[PROBLEM DESCRIPTION] From the records below, pull each line that has "Проведение".

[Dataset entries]
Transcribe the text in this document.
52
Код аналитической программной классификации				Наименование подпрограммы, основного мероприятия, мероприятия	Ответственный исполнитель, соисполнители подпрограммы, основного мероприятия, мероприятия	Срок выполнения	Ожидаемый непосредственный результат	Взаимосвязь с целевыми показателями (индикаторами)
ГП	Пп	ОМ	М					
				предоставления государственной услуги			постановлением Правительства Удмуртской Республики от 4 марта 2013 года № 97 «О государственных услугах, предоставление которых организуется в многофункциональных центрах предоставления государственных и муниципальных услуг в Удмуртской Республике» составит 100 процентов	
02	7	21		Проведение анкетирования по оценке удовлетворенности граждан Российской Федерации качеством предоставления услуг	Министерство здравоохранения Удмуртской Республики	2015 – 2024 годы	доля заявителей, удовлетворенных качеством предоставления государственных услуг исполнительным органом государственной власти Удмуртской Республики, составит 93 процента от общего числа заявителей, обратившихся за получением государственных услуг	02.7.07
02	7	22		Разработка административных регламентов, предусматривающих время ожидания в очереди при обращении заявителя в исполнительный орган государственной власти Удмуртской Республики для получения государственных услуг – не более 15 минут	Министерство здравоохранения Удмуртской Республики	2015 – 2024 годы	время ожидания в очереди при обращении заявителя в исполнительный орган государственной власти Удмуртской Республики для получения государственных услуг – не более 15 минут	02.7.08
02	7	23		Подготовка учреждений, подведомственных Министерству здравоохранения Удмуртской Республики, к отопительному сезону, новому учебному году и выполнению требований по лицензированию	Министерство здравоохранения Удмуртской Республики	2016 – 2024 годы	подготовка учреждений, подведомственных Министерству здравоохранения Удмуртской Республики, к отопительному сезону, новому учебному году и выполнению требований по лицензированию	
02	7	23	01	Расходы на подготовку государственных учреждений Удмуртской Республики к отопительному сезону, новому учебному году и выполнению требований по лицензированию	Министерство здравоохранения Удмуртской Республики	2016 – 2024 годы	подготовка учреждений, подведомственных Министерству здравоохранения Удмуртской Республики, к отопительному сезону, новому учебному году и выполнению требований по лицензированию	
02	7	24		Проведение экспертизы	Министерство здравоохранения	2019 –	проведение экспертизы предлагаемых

[WRITTEN RESPONSE]
02	7	21		Проведение анкетирования по оценке удовлетворенности граждан Российской Федерации качеством предоставления услуг	Министерство здравоохранения Удмуртской Республики	2015 – 2024 годы	доля заявителей, удовлетворенных качеством предоставления государственных услуг исполнительным органом государственной власти Удмуртской Республики, составит 93 процента от общего числа заявителей, обратившихся за получением государственных услуг	02.7.07
02	7	24		Проведение экспертизы	Министерство здравоохранения	2019 –	проведение экспертизы предлагаемых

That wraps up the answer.